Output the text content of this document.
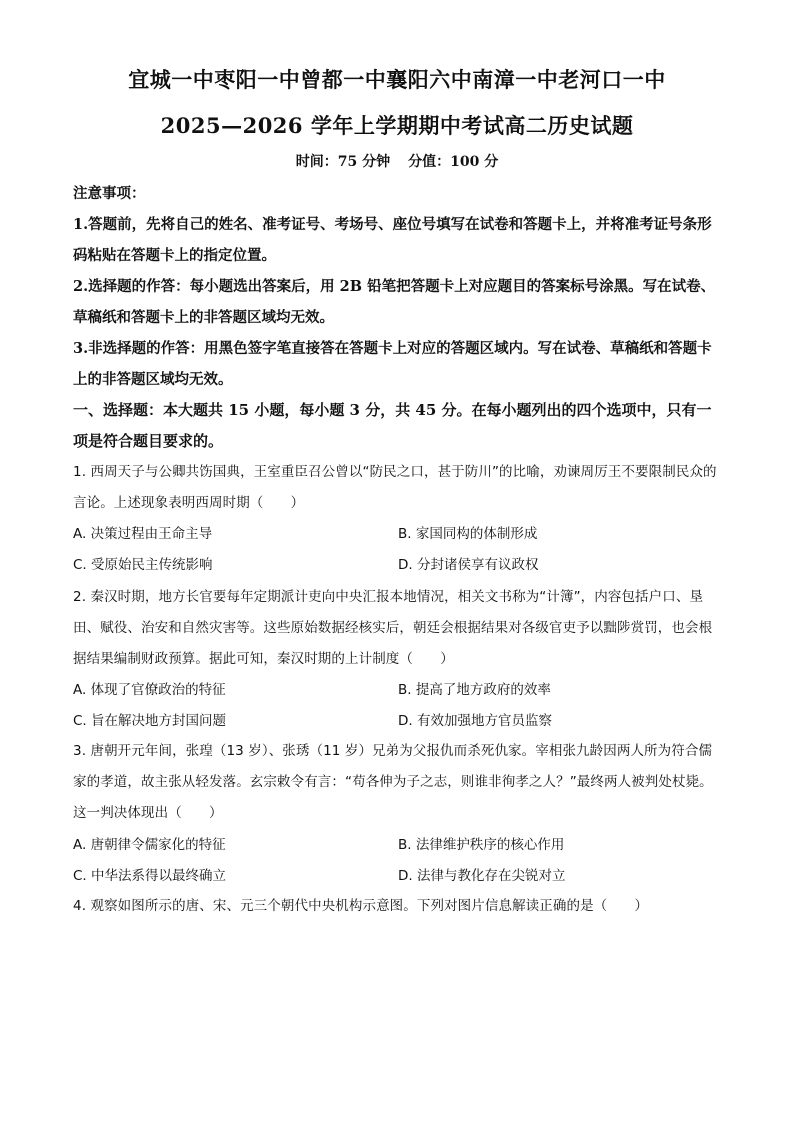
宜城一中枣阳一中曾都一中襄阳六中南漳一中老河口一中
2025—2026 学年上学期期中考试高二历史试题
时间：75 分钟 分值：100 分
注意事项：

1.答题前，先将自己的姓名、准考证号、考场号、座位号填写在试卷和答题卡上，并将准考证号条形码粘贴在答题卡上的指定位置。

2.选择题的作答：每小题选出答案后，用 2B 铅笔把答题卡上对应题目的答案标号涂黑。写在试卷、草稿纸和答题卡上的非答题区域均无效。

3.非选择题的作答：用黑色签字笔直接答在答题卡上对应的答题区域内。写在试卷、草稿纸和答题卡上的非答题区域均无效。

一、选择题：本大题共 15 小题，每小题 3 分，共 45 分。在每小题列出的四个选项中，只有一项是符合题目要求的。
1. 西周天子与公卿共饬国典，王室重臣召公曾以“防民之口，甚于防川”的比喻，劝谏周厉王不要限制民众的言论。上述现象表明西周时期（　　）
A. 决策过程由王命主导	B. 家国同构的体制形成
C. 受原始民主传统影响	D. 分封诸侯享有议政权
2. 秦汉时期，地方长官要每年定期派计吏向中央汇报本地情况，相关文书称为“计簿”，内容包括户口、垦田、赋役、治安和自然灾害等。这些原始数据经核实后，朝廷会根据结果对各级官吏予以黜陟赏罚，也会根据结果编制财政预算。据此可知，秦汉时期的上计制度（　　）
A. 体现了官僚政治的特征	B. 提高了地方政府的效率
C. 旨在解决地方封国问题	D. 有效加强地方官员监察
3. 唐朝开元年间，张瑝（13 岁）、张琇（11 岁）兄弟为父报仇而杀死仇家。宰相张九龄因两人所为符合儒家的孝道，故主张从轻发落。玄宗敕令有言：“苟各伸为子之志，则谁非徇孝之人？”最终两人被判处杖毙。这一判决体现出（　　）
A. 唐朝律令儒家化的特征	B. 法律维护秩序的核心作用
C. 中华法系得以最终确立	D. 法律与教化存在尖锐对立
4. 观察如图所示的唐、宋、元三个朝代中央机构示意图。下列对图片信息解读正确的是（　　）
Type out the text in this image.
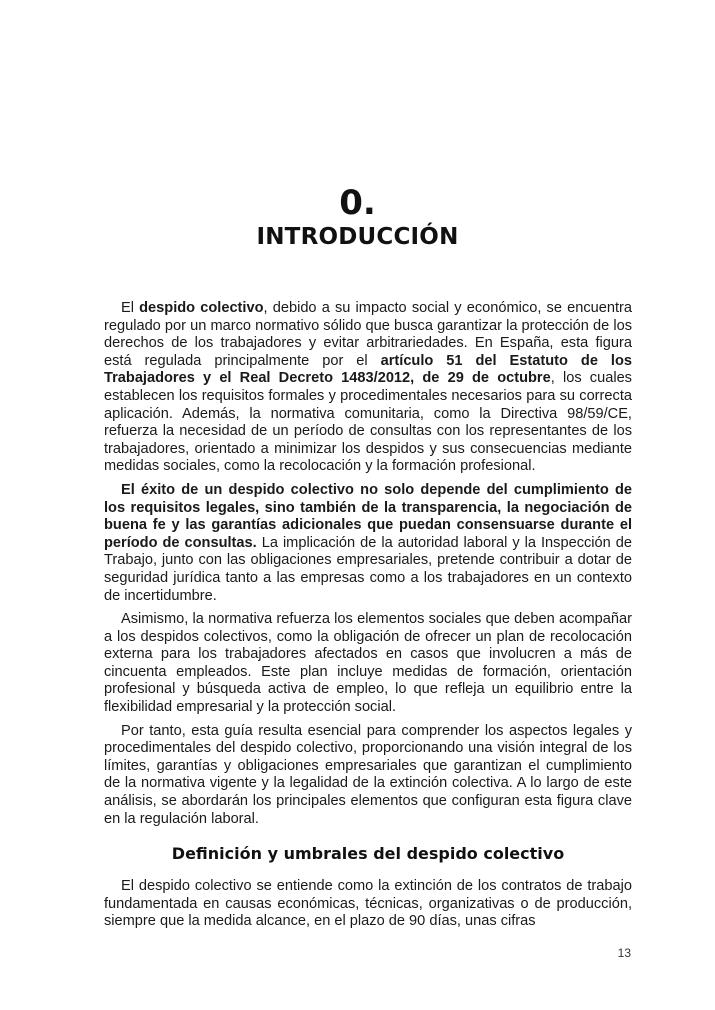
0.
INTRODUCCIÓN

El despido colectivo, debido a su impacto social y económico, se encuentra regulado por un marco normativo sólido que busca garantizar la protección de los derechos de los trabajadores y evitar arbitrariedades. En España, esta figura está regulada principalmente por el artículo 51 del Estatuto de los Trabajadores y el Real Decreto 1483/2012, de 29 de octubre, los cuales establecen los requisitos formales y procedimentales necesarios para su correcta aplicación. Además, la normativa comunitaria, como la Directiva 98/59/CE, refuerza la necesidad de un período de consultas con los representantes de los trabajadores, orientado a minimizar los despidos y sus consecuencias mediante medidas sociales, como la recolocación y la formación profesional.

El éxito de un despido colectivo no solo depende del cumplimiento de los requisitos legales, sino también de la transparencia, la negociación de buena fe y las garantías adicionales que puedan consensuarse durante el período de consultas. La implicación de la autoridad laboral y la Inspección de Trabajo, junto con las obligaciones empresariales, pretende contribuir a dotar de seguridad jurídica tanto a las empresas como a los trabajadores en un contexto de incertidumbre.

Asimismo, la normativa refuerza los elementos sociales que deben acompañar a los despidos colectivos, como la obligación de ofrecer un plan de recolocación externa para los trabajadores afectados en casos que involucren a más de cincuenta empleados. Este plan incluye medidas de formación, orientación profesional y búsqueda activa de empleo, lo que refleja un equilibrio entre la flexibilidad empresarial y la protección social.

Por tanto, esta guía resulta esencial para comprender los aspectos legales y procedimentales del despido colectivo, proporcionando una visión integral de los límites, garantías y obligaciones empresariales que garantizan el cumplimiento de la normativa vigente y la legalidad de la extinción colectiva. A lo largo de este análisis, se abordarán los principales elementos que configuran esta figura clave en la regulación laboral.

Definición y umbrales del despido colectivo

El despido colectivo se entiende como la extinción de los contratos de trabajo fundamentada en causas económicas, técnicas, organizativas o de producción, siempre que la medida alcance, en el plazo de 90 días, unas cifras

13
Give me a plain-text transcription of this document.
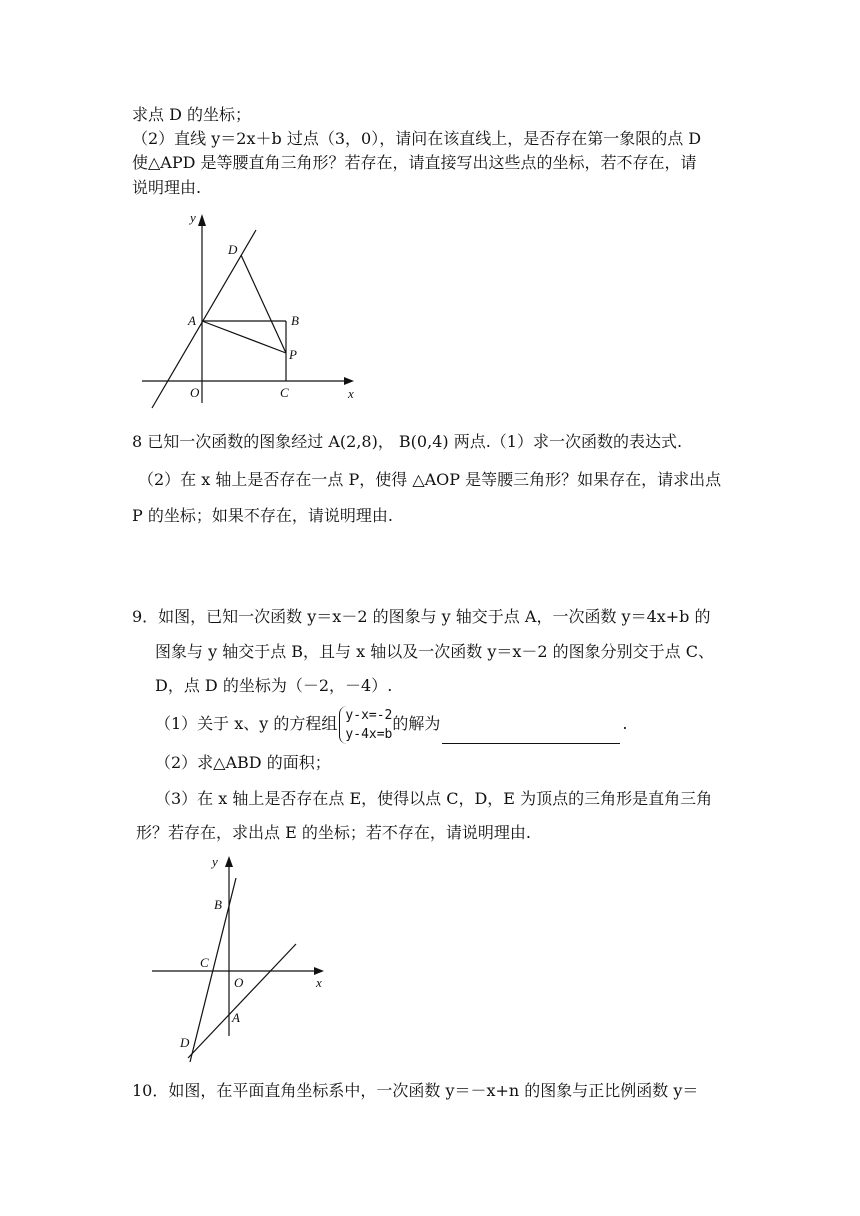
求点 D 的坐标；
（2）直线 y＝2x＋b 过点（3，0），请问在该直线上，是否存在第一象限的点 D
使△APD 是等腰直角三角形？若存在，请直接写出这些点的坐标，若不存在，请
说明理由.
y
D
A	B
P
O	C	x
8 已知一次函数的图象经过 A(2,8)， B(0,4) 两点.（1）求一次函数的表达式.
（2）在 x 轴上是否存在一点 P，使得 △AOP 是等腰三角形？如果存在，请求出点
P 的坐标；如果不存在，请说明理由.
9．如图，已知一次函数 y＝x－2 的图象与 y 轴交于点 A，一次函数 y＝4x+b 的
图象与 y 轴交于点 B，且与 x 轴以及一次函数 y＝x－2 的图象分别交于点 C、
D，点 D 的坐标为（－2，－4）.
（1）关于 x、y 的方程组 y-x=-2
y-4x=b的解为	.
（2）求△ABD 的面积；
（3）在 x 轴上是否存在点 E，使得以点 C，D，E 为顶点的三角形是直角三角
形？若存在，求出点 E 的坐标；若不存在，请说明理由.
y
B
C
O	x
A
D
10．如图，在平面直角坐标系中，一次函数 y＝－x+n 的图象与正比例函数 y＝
· · ·
To be done ::
Skip the pictures, then retype every line above exactly.

Solution ::
Output the text content of this document.
宜城一中枣阳一中曾都一中襄阳六中南漳一中老河口一中
2025—2026 学年上学期期中考试高二历史试题
时间：75 分钟 分值：100 分
注意事项：

1.答题前，先将自己的姓名、准考证号、考场号、座位号填写在试卷和答题卡上，并将准考证号条形码粘贴在答题卡上的指定位置。

2.选择题的作答：每小题选出答案后，用 2B 铅笔把答题卡上对应题目的答案标号涂黑。写在试卷、草稿纸和答题卡上的非答题区域均无效。

3.非选择题的作答：用黑色签字笔直接答在答题卡上对应的答题区域内。写在试卷、草稿纸和答题卡上的非答题区域均无效。

一、选择题：本大题共 15 小题，每小题 3 分，共 45 分。在每小题列出的四个选项中，只有一项是符合题目要求的。
1. 西周天子与公卿共饬国典，王室重臣召公曾以“防民之口，甚于防川”的比喻，劝谏周厉王不要限制民众的言论。上述现象表明西周时期（　　）
A. 决策过程由王命主导	B. 家国同构的体制形成
C. 受原始民主传统影响	D. 分封诸侯享有议政权
2. 秦汉时期，地方长官要每年定期派计吏向中央汇报本地情况，相关文书称为“计簿”，内容包括户口、垦田、赋役、治安和自然灾害等。这些原始数据经核实后，朝廷会根据结果对各级官吏予以黜陟赏罚，也会根据结果编制财政预算。据此可知，秦汉时期的上计制度（　　）
A. 体现了官僚政治的特征	B. 提高了地方政府的效率
C. 旨在解决地方封国问题	D. 有效加强地方官员监察
3. 唐朝开元年间，张瑝（13 岁）、张琇（11 岁）兄弟为父报仇而杀死仇家。宰相张九龄因两人所为符合儒家的孝道，故主张从轻发落。玄宗敕令有言：“苟各伸为子之志，则谁非徇孝之人？”最终两人被判处杖毙。这一判决体现出（　　）
A. 唐朝律令儒家化的特征	B. 法律维护秩序的核心作用
C. 中华法系得以最终确立	D. 法律与教化存在尖锐对立
4. 观察如图所示的唐、宋、元三个朝代中央机构示意图。下列对图片信息解读正确的是（　　）
Type out the text in this image.
0.
INTRODUCCIÓN

El despido colectivo, debido a su impacto social y económico, se encuentra regulado por un marco normativo sólido que busca garantizar la protección de los derechos de los trabajadores y evitar arbitrariedades. En España, esta figura está regulada principalmente por el artículo 51 del Estatuto de los Trabajadores y el Real Decreto 1483/2012, de 29 de octubre, los cuales establecen los requisitos formales y procedimentales necesarios para su correcta aplicación. Además, la normativa comunitaria, como la Directiva 98/59/CE, refuerza la necesidad de un período de consultas con los representantes de los trabajadores, orientado a minimizar los despidos y sus consecuencias mediante medidas sociales, como la recolocación y la formación profesional.

El éxito de un despido colectivo no solo depende del cumplimiento de los requisitos legales, sino también de la transparencia, la negociación de buena fe y las garantías adicionales que puedan consensuarse durante el período de consultas. La implicación de la autoridad laboral y la Inspección de Trabajo, junto con las obligaciones empresariales, pretende contribuir a dotar de seguridad jurídica tanto a las empresas como a los trabajadores en un contexto de incertidumbre.

Asimismo, la normativa refuerza los elementos sociales que deben acompañar a los despidos colectivos, como la obligación de ofrecer un plan de recolocación externa para los trabajadores afectados en casos que involucren a más de cincuenta empleados. Este plan incluye medidas de formación, orientación profesional y búsqueda activa de empleo, lo que refleja un equilibrio entre la flexibilidad empresarial y la protección social.

Por tanto, esta guía resulta esencial para comprender los aspectos legales y procedimentales del despido colectivo, proporcionando una visión integral de los límites, garantías y obligaciones empresariales que garantizan el cumplimiento de la normativa vigente y la legalidad de la extinción colectiva. A lo largo de este análisis, se abordarán los principales elementos que configuran esta figura clave en la regulación laboral.

Definición y umbrales del despido colectivo

El despido colectivo se entiende como la extinción de los contratos de trabajo fundamentada en causas económicas, técnicas, organizativas o de producción, siempre que la medida alcance, en el plazo de 90 días, unas cifras

13
Give me a plain-text transcription of this document.
求点 D 的坐标；
（2）直线 y＝2x＋b 过点（3，0），请问在该直线上，是否存在第一象限的点 D
使△APD 是等腰直角三角形？若存在，请直接写出这些点的坐标，若不存在，请
说明理由.
y
D
A	B
P
O	C	x
8 已知一次函数的图象经过 A(2,8)， B(0,4) 两点.（1）求一次函数的表达式.
（2）在 x 轴上是否存在一点 P，使得 △AOP 是等腰三角形？如果存在，请求出点
P 的坐标；如果不存在，请说明理由.
9．如图，已知一次函数 y＝x－2 的图象与 y 轴交于点 A，一次函数 y＝4x+b 的
图象与 y 轴交于点 B，且与 x 轴以及一次函数 y＝x－2 的图象分别交于点 C、
D，点 D 的坐标为（－2，－4）.
（1）关于 x、y 的方程组 y-x=-2
y-4x=b的解为	.
（2）求△ABD 的面积；
（3）在 x 轴上是否存在点 E，使得以点 C，D，E 为顶点的三角形是直角三角
形？若存在，求出点 E 的坐标；若不存在，请说明理由.
y
B
C
O	x
A
D
10．如图，在平面直角坐标系中，一次函数 y＝－x+n 的图象与正比例函数 y＝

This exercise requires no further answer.